▶ **EXERCISE OBJECTIVE**: Below are some records; retype all of them exactly.

▶ **INPUT RECORDS**:
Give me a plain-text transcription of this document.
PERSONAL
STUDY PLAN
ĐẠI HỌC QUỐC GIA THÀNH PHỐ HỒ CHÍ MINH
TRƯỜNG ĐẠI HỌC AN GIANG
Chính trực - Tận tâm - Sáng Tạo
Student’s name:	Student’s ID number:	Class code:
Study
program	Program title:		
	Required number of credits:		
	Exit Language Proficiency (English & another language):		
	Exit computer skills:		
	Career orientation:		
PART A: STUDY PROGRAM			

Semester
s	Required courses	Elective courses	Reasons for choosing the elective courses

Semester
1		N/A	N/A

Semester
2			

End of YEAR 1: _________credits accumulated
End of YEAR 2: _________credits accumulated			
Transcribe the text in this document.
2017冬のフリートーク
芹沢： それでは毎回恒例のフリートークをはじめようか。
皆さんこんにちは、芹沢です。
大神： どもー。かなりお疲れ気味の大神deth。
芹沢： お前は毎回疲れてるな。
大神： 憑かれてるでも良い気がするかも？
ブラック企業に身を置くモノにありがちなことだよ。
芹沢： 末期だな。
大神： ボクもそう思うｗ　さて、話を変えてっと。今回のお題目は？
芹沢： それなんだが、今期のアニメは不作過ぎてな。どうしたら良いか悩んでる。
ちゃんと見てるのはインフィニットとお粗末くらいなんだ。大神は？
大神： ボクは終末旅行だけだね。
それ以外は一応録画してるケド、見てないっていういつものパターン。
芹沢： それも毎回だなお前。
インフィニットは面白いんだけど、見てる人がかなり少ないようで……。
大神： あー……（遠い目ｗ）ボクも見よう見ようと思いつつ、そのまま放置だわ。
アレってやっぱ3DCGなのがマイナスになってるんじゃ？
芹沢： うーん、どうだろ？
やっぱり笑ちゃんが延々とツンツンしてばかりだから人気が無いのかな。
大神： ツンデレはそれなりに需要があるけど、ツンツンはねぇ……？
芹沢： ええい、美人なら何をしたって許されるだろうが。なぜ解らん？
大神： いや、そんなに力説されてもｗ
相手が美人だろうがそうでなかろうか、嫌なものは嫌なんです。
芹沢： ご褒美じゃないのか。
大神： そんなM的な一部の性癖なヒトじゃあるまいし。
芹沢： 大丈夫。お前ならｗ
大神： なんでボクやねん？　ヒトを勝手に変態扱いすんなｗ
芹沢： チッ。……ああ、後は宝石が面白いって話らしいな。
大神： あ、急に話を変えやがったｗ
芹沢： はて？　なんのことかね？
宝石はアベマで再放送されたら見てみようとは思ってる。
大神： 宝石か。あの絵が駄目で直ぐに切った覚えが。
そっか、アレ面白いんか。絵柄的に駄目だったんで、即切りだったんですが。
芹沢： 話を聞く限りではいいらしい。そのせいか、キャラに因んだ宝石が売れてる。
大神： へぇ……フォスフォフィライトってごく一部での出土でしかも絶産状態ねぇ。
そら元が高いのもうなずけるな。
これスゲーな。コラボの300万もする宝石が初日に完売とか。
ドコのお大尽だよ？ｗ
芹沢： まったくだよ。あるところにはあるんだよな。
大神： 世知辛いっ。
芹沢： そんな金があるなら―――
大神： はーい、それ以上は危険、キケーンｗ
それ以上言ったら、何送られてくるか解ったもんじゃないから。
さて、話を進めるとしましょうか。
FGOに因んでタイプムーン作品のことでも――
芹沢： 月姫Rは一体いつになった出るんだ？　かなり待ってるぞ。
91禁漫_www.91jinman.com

▶ **THE ANSWER**:
Give me a plain-text transcription of this document.
PERSONAL
STUDY PLAN
ĐẠI HỌC QUỐC GIA THÀNH PHỐ HỒ CHÍ MINH
TRƯỜNG ĐẠI HỌC AN GIANG
Chính trực - Tận tâm - Sáng Tạo
Student’s name:	Student’s ID number:	Class code:
Study
program	Program title:		
	Required number of credits:		
	Exit Language Proficiency (English & another language):		
	Exit computer skills:		
	Career orientation:		
PART A: STUDY PROGRAM			

Semester
s	Required courses	Elective courses	Reasons for choosing the elective courses

Semester
1		N/A	N/A

Semester
2			

End of YEAR 1: _________credits accumulated
End of YEAR 2: _________credits accumulated			
Transcribe the text in this document.
2017冬のフリートーク
芹沢： それでは毎回恒例のフリートークをはじめようか。
皆さんこんにちは、芹沢です。
大神： どもー。かなりお疲れ気味の大神deth。
芹沢： お前は毎回疲れてるな。
大神： 憑かれてるでも良い気がするかも？
ブラック企業に身を置くモノにありがちなことだよ。
芹沢： 末期だな。
大神： ボクもそう思うｗ　さて、話を変えてっと。今回のお題目は？
芹沢： それなんだが、今期のアニメは不作過ぎてな。どうしたら良いか悩んでる。
ちゃんと見てるのはインフィニットとお粗末くらいなんだ。大神は？
大神： ボクは終末旅行だけだね。
それ以外は一応録画してるケド、見てないっていういつものパターン。
芹沢： それも毎回だなお前。
インフィニットは面白いんだけど、見てる人がかなり少ないようで……。
大神： あー……（遠い目ｗ）ボクも見よう見ようと思いつつ、そのまま放置だわ。
アレってやっぱ3DCGなのがマイナスになってるんじゃ？
芹沢： うーん、どうだろ？
やっぱり笑ちゃんが延々とツンツンしてばかりだから人気が無いのかな。
大神： ツンデレはそれなりに需要があるけど、ツンツンはねぇ……？
芹沢： ええい、美人なら何をしたって許されるだろうが。なぜ解らん？
大神： いや、そんなに力説されてもｗ
相手が美人だろうがそうでなかろうか、嫌なものは嫌なんです。
芹沢： ご褒美じゃないのか。
大神： そんなM的な一部の性癖なヒトじゃあるまいし。
芹沢： 大丈夫。お前ならｗ
大神： なんでボクやねん？　ヒトを勝手に変態扱いすんなｗ
芹沢： チッ。……ああ、後は宝石が面白いって話らしいな。
大神： あ、急に話を変えやがったｗ
芹沢： はて？　なんのことかね？
宝石はアベマで再放送されたら見てみようとは思ってる。
大神： 宝石か。あの絵が駄目で直ぐに切った覚えが。
そっか、アレ面白いんか。絵柄的に駄目だったんで、即切りだったんですが。
芹沢： 話を聞く限りではいいらしい。そのせいか、キャラに因んだ宝石が売れてる。
大神： へぇ……フォスフォフィライトってごく一部での出土でしかも絶産状態ねぇ。
そら元が高いのもうなずけるな。
これスゲーな。コラボの300万もする宝石が初日に完売とか。
ドコのお大尽だよ？ｗ
芹沢： まったくだよ。あるところにはあるんだよな。
大神： 世知辛いっ。
芹沢： そんな金があるなら―――
大神： はーい、それ以上は危険、キケーンｗ
それ以上言ったら、何送られてくるか解ったもんじゃないから。
さて、話を進めるとしましょうか。
FGOに因んでタイプムーン作品のことでも――
芹沢： 月姫Rは一体いつになった出るんだ？　かなり待ってるぞ。
91禁漫_www.91jinman.com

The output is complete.